WHAT THE EXERCISE ASKS: Looking through the data, please report how many lines contain the string "percentage", giving nothing but the number.

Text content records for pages
·····

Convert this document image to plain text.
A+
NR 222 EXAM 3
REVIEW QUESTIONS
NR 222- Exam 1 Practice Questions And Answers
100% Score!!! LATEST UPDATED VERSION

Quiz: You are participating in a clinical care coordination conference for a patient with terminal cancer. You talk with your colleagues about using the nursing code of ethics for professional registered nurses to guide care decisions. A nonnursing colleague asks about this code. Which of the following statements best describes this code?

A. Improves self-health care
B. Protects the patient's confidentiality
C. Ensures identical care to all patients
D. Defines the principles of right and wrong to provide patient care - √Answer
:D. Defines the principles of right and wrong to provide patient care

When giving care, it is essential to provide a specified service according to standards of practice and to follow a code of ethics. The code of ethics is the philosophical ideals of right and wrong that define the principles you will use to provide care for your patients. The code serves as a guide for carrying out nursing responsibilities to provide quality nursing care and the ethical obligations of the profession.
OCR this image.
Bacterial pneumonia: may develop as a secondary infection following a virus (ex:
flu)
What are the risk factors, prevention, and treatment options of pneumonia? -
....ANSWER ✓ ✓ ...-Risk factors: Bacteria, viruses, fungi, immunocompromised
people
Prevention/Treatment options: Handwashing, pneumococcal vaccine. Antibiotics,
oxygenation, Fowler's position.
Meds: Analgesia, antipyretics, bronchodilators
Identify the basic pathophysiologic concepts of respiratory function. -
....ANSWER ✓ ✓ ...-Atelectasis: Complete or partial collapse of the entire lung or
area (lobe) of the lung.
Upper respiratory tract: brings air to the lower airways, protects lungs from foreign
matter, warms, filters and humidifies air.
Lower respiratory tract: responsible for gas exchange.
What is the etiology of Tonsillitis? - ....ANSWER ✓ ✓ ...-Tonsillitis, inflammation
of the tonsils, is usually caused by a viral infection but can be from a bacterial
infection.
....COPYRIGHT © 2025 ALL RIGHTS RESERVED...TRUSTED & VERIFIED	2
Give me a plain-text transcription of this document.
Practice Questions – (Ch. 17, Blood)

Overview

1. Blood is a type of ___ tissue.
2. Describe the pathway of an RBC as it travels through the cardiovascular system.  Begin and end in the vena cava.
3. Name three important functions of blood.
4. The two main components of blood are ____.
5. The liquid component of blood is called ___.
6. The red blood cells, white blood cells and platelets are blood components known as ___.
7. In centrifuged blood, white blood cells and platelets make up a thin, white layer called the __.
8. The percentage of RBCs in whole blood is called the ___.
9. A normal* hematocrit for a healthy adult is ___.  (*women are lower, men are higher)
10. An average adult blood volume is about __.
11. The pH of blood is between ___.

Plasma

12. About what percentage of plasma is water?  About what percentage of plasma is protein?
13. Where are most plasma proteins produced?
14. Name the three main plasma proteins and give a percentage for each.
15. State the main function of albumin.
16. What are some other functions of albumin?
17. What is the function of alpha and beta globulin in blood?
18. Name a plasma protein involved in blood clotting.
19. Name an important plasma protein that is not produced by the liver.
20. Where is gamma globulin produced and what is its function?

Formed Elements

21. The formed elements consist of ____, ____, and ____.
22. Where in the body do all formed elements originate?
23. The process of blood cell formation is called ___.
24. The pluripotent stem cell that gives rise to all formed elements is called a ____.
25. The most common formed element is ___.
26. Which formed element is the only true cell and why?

·····

EXPECTED ANSWER: 3